Return the entries below verbatim. Pictures stay out.
*** RECORD LIST ***
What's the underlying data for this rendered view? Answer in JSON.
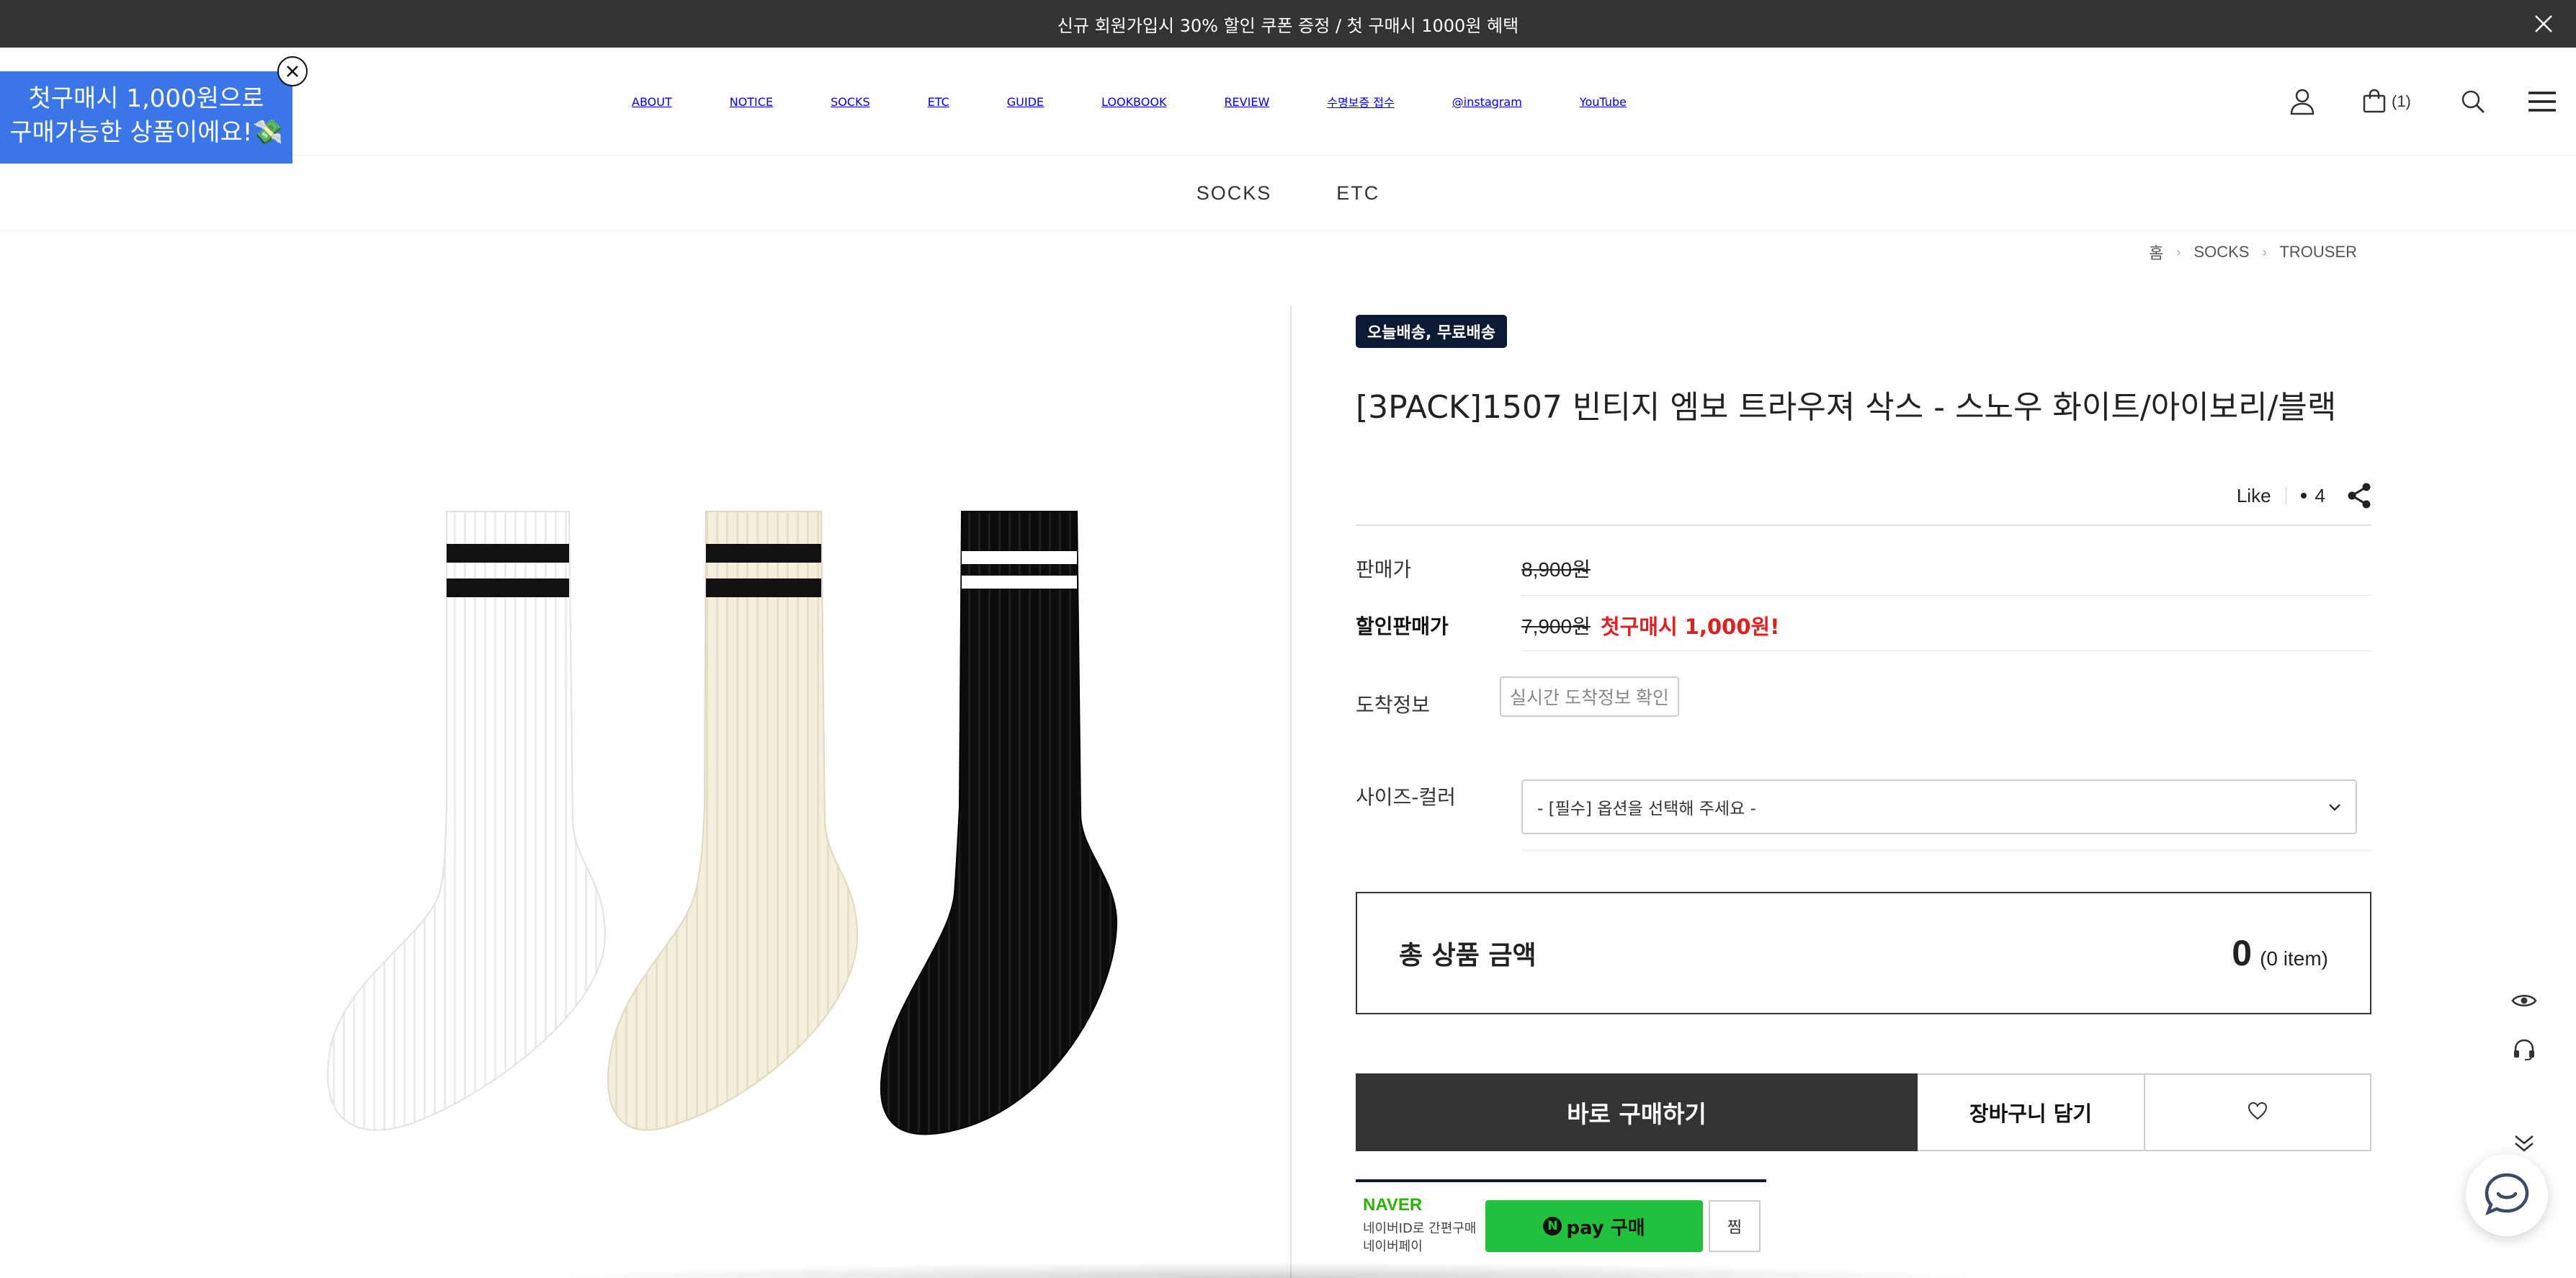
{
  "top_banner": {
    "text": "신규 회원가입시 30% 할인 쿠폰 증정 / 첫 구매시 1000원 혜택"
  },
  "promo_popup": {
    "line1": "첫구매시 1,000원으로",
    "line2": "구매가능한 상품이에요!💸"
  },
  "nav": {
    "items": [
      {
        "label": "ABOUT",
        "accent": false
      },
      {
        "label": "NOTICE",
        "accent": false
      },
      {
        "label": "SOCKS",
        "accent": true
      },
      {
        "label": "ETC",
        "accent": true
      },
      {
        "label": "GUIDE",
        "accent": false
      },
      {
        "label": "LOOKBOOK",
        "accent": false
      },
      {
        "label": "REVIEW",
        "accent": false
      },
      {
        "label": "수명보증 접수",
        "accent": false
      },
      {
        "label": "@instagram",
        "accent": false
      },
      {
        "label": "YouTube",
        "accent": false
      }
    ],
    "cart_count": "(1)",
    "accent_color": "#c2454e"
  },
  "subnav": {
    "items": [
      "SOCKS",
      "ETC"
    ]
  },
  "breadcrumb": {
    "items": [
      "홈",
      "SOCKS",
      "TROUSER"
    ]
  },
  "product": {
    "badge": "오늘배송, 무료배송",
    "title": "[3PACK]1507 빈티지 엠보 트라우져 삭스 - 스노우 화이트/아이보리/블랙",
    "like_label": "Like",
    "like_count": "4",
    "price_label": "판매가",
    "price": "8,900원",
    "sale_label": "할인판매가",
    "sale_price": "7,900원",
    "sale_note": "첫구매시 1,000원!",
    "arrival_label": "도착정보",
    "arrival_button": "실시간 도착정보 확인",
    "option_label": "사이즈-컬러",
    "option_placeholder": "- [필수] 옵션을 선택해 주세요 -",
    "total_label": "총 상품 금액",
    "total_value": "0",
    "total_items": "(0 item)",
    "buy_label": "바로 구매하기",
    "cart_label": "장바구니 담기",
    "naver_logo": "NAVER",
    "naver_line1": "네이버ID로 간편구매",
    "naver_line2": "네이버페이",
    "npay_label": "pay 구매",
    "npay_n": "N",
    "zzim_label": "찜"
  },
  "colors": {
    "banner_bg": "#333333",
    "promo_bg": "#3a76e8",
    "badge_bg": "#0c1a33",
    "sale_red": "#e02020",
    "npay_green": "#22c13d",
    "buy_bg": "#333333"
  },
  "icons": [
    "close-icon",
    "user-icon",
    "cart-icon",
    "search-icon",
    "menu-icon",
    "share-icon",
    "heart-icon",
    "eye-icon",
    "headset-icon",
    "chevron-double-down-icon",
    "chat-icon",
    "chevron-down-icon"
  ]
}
***
## ANSWER IN FULL
What's the underlying data for this rendered view? Answer in JSON.
{
  "top_banner": {
    "text": "신규 회원가입시 30% 할인 쿠폰 증정 / 첫 구매시 1000원 혜택"
  },
  "promo_popup": {
    "line1": "첫구매시 1,000원으로",
    "line2": "구매가능한 상품이에요!💸"
  },
  "nav": {
    "items": [
      {
        "label": "ABOUT",
        "accent": false
      },
      {
        "label": "NOTICE",
        "accent": false
      },
      {
        "label": "SOCKS",
        "accent": true
      },
      {
        "label": "ETC",
        "accent": true
      },
      {
        "label": "GUIDE",
        "accent": false
      },
      {
        "label": "LOOKBOOK",
        "accent": false
      },
      {
        "label": "REVIEW",
        "accent": false
      },
      {
        "label": "수명보증 접수",
        "accent": false
      },
      {
        "label": "@instagram",
        "accent": false
      },
      {
        "label": "YouTube",
        "accent": false
      }
    ],
    "cart_count": "(1)",
    "accent_color": "#c2454e"
  },
  "subnav": {
    "items": [
      "SOCKS",
      "ETC"
    ]
  },
  "breadcrumb": {
    "items": [
      "홈",
      "SOCKS",
      "TROUSER"
    ]
  },
  "product": {
    "badge": "오늘배송, 무료배송",
    "title": "[3PACK]1507 빈티지 엠보 트라우져 삭스 - 스노우 화이트/아이보리/블랙",
    "like_label": "Like",
    "like_count": "4",
    "price_label": "판매가",
    "price": "8,900원",
    "sale_label": "할인판매가",
    "sale_price": "7,900원",
    "sale_note": "첫구매시 1,000원!",
    "arrival_label": "도착정보",
    "arrival_button": "실시간 도착정보 확인",
    "option_label": "사이즈-컬러",
    "option_placeholder": "- [필수] 옵션을 선택해 주세요 -",
    "total_label": "총 상품 금액",
    "total_value": "0",
    "total_items": "(0 item)",
    "buy_label": "바로 구매하기",
    "cart_label": "장바구니 담기",
    "naver_logo": "NAVER",
    "naver_line1": "네이버ID로 간편구매",
    "naver_line2": "네이버페이",
    "npay_label": "pay 구매",
    "npay_n": "N",
    "zzim_label": "찜"
  },
  "colors": {
    "banner_bg": "#333333",
    "promo_bg": "#3a76e8",
    "badge_bg": "#0c1a33",
    "sale_red": "#e02020",
    "npay_green": "#22c13d",
    "buy_bg": "#333333"
  },
  "icons": [
    "close-icon",
    "user-icon",
    "cart-icon",
    "search-icon",
    "menu-icon",
    "share-icon",
    "heart-icon",
    "eye-icon",
    "headset-icon",
    "chevron-double-down-icon",
    "chat-icon",
    "chevron-down-icon"
  ]
}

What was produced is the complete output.